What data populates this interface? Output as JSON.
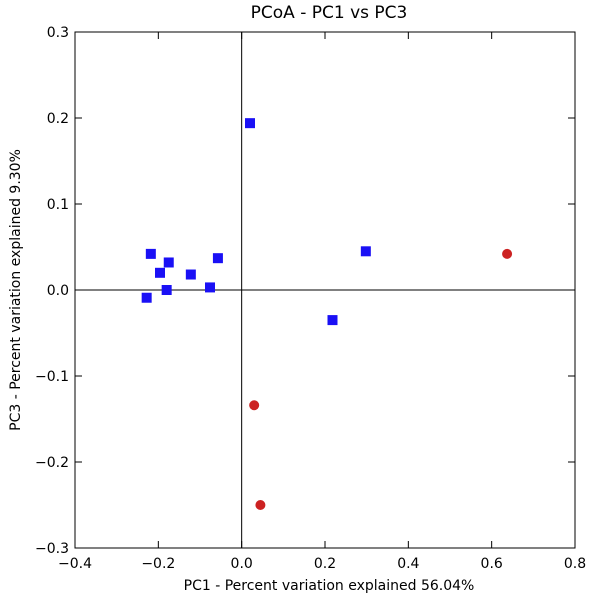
{
  "chart_data": {
    "type": "scatter",
    "title": "PCoA - PC1 vs PC3",
    "xlabel": "PC1 - Percent variation explained 56.04%",
    "ylabel": "PC3 - Percent variation explained 9.30%",
    "xlim": [
      -0.4,
      0.8
    ],
    "ylim": [
      -0.3,
      0.3
    ],
    "xticks": [
      -0.4,
      -0.2,
      0.0,
      0.2,
      0.4,
      0.6,
      0.8
    ],
    "yticks": [
      -0.3,
      -0.2,
      -0.1,
      0.0,
      0.1,
      0.2,
      0.3
    ],
    "xtick_labels": [
      "−0.4",
      "−0.2",
      "0.0",
      "0.2",
      "0.4",
      "0.6",
      "0.8"
    ],
    "ytick_labels": [
      "−0.3",
      "−0.2",
      "−0.1",
      "0.0",
      "0.1",
      "0.2",
      "0.3"
    ],
    "zero_lines": true,
    "grid": false,
    "series": [
      {
        "marker": "square",
        "color": "#1a10f5",
        "points": [
          {
            "x": 0.02,
            "y": 0.194
          },
          {
            "x": -0.218,
            "y": 0.042
          },
          {
            "x": -0.175,
            "y": 0.032
          },
          {
            "x": -0.196,
            "y": 0.02
          },
          {
            "x": -0.122,
            "y": 0.018
          },
          {
            "x": -0.057,
            "y": 0.037
          },
          {
            "x": -0.18,
            "y": 0.0
          },
          {
            "x": -0.228,
            "y": -0.009
          },
          {
            "x": -0.076,
            "y": 0.003
          },
          {
            "x": 0.298,
            "y": 0.045
          },
          {
            "x": 0.218,
            "y": -0.035
          }
        ]
      },
      {
        "marker": "circle",
        "color": "#cc2222",
        "points": [
          {
            "x": 0.637,
            "y": 0.042
          },
          {
            "x": 0.03,
            "y": -0.134
          },
          {
            "x": 0.045,
            "y": -0.25
          }
        ]
      }
    ]
  }
}
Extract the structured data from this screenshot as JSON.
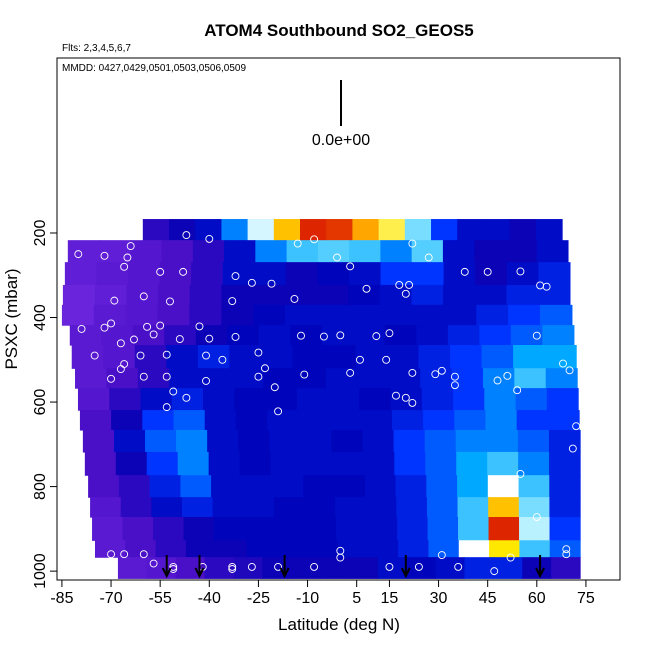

......

Directive → Pull out all lines from the entries above in which the word "variation" appears.

Exercise output →
    "xlabel": "PC1 - Percent variation explained 56.04%",
    "ylabel": "PC3 - Percent variation explained 9.30%",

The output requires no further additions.